Stored data entries
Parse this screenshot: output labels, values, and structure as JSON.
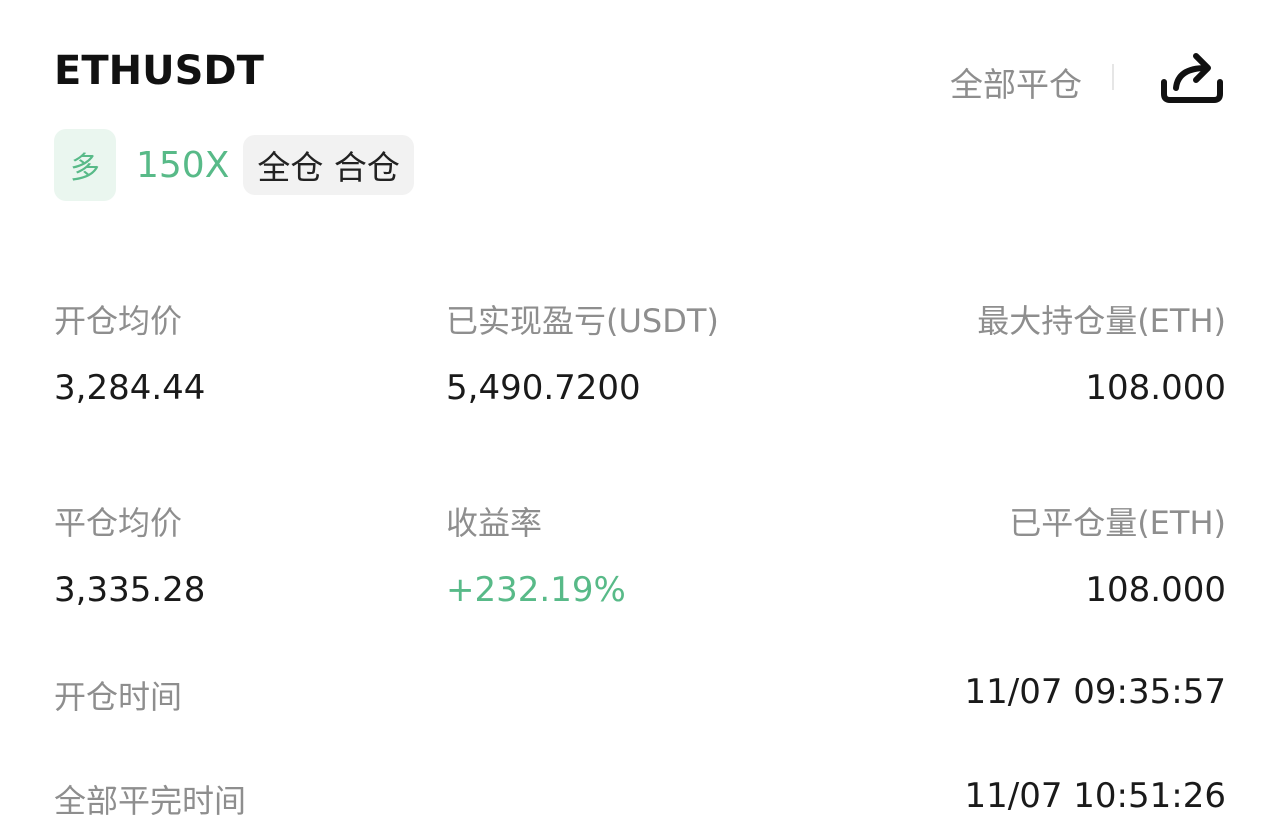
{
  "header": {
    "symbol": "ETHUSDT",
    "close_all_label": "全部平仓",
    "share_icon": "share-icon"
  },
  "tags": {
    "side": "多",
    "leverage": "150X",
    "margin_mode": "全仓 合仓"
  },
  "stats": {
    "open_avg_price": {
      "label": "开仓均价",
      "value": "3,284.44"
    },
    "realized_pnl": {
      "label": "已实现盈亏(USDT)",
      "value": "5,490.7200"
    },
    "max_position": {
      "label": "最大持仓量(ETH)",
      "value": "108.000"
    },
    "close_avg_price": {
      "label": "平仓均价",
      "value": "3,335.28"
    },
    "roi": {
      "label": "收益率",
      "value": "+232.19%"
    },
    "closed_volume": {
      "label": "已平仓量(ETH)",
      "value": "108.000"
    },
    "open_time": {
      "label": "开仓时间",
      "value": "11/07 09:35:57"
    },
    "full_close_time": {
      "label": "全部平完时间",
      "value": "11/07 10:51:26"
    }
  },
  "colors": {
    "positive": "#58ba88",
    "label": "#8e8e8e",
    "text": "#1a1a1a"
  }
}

==

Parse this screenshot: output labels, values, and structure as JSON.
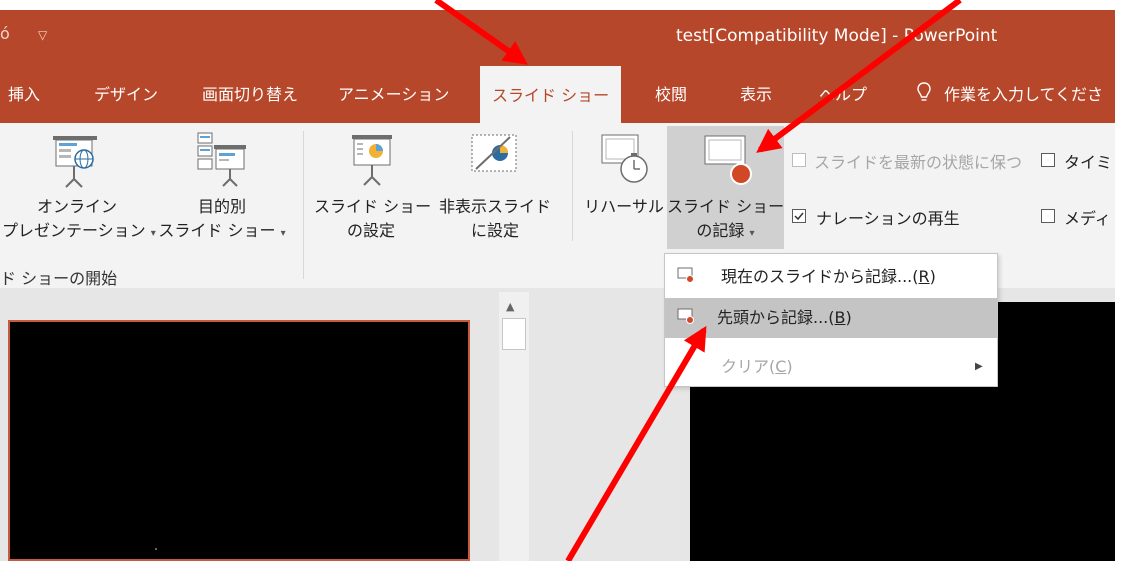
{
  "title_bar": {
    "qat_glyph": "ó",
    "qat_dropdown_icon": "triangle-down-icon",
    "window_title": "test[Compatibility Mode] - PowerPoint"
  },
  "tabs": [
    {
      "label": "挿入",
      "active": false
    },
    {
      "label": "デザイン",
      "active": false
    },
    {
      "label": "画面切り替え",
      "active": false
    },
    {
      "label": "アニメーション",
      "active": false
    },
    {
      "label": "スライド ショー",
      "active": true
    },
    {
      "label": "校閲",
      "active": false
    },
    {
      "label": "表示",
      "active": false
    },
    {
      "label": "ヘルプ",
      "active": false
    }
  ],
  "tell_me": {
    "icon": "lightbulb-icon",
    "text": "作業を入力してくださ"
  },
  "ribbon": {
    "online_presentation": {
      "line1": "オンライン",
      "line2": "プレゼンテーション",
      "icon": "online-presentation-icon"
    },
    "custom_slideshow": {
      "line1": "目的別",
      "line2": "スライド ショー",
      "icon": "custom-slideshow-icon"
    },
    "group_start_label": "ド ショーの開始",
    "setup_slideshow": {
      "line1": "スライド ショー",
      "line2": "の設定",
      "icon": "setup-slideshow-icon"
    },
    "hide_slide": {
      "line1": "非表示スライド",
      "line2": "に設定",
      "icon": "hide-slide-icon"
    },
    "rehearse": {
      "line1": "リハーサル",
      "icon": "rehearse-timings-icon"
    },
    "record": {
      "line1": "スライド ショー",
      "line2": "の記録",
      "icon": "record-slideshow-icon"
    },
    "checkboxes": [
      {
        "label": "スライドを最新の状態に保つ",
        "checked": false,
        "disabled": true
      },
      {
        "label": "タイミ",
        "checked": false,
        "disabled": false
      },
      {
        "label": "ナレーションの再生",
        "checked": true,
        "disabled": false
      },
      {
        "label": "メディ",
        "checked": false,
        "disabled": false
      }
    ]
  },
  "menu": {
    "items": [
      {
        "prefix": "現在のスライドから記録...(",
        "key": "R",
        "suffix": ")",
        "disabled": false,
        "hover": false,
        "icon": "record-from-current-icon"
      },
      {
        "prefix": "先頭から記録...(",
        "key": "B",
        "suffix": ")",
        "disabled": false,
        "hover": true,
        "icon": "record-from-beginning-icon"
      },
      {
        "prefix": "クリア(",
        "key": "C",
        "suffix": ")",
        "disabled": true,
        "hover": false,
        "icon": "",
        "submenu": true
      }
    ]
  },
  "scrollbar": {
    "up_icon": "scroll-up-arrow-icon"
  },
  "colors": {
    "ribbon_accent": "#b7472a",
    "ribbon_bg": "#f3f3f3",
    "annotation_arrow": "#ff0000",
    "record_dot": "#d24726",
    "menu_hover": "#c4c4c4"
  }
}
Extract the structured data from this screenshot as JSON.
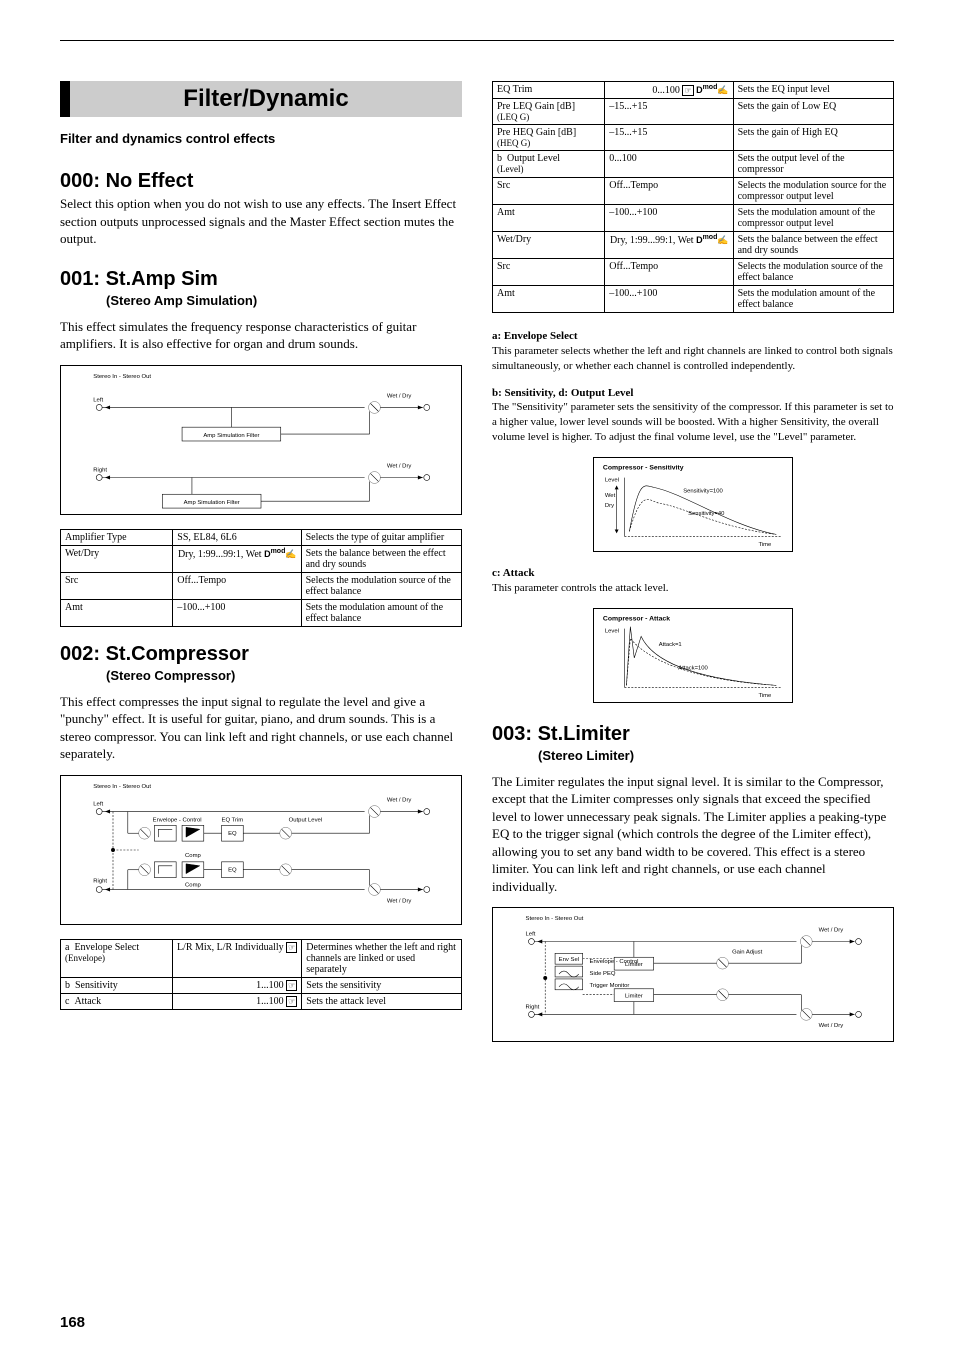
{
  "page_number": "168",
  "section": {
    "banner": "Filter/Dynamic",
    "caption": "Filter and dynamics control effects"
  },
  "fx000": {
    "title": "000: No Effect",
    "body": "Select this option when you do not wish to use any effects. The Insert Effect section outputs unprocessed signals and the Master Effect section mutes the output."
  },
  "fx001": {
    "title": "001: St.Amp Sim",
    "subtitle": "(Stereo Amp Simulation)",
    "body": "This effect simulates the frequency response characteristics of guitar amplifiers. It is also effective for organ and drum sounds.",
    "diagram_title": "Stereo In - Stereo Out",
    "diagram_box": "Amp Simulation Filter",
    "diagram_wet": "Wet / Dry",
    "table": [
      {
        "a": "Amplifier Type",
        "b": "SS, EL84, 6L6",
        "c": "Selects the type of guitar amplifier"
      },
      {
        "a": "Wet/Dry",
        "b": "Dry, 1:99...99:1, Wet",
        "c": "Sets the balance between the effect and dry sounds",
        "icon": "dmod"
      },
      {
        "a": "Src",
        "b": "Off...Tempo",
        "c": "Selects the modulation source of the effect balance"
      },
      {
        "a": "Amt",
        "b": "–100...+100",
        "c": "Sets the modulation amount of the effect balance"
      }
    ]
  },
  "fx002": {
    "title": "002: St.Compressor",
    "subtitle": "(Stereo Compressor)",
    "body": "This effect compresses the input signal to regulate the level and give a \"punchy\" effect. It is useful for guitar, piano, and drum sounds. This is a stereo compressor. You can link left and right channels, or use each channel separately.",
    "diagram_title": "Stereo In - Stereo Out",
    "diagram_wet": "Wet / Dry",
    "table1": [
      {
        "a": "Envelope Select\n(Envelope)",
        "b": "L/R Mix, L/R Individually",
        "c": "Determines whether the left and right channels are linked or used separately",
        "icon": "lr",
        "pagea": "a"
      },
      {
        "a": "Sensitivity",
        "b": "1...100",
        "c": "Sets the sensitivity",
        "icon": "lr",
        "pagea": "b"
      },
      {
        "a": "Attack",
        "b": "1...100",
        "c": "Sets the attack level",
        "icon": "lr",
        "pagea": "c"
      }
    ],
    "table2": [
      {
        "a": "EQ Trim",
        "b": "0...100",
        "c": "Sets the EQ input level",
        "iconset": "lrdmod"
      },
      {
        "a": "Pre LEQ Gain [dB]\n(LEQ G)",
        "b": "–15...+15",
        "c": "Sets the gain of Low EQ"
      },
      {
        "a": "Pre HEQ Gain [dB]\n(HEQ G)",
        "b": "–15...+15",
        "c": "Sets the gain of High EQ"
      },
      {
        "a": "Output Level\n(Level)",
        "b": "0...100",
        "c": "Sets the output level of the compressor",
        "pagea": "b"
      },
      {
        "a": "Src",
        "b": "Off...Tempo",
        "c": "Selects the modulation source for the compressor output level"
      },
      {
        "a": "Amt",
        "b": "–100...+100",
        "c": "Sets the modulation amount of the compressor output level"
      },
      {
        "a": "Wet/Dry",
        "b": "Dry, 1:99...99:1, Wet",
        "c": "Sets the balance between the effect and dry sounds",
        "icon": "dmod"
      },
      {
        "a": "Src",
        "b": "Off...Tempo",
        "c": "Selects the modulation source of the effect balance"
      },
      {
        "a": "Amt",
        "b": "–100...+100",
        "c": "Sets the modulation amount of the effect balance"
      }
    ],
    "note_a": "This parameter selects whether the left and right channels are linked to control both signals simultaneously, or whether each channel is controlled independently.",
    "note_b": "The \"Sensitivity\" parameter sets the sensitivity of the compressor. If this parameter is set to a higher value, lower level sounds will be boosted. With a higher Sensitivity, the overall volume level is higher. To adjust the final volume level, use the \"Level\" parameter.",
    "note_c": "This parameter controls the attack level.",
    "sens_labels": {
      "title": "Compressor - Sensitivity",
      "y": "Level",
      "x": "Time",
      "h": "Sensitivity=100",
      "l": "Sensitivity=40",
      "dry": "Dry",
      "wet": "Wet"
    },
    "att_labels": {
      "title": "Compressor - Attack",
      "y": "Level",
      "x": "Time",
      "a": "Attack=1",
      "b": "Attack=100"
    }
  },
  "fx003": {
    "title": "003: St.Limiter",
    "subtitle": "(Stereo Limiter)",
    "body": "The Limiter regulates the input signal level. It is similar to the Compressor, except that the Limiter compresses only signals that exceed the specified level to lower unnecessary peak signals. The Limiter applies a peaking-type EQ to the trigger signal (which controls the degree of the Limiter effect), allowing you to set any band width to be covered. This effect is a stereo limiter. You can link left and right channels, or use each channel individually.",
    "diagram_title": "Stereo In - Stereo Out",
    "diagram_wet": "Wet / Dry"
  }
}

*What you are asked to do*. From the records above, pick out and copy each line holding the word "effects".

*The result*.
    "caption": "Filter and dynamics control effects"
    "body": "Select this option when you do not wish to use any effects. The Insert Effect section outputs unprocessed signals and the Master Effect section mutes the output."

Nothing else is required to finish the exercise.